● WHAT THE EXERCISE ASKS:
From the entries that follow, extract each line holding the string "пользования".

● MATERIAL SHOWN:

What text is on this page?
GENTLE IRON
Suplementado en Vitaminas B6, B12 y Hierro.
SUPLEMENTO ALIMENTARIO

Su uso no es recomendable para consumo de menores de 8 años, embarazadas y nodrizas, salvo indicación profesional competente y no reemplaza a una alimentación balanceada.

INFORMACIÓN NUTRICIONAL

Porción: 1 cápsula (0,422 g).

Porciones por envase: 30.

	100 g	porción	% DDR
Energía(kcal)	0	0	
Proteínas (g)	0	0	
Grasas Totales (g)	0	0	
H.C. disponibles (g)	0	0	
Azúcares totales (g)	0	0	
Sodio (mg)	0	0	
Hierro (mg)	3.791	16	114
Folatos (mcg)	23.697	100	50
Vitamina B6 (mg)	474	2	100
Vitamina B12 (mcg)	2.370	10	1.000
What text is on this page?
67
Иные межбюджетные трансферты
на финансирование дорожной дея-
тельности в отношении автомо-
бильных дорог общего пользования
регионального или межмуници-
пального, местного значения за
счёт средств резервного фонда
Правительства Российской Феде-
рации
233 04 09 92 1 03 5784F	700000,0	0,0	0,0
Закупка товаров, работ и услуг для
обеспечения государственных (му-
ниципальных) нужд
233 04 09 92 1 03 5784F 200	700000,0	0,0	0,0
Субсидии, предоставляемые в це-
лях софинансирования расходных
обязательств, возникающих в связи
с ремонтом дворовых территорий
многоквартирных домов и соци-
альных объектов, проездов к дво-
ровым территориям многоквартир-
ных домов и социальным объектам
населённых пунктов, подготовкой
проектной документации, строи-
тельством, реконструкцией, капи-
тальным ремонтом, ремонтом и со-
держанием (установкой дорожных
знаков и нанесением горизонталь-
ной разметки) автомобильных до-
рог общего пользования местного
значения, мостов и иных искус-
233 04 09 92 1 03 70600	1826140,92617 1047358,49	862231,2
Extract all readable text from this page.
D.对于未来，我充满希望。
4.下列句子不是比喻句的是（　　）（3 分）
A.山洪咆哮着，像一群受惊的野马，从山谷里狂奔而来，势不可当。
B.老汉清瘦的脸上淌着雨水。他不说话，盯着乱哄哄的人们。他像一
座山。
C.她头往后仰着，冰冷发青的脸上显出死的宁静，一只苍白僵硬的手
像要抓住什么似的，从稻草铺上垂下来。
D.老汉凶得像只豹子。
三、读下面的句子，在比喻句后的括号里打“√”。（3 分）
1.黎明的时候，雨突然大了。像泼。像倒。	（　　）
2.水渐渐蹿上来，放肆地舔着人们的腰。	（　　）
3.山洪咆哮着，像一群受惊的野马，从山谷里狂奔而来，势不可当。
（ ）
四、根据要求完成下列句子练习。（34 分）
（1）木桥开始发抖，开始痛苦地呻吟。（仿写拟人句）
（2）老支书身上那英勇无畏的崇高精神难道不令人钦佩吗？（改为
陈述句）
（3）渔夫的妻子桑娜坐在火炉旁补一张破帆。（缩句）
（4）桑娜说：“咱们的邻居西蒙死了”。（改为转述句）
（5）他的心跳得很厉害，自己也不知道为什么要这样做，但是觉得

● EXPECTED ANSWER:
бильных дорог общего пользования
рог общего пользования местного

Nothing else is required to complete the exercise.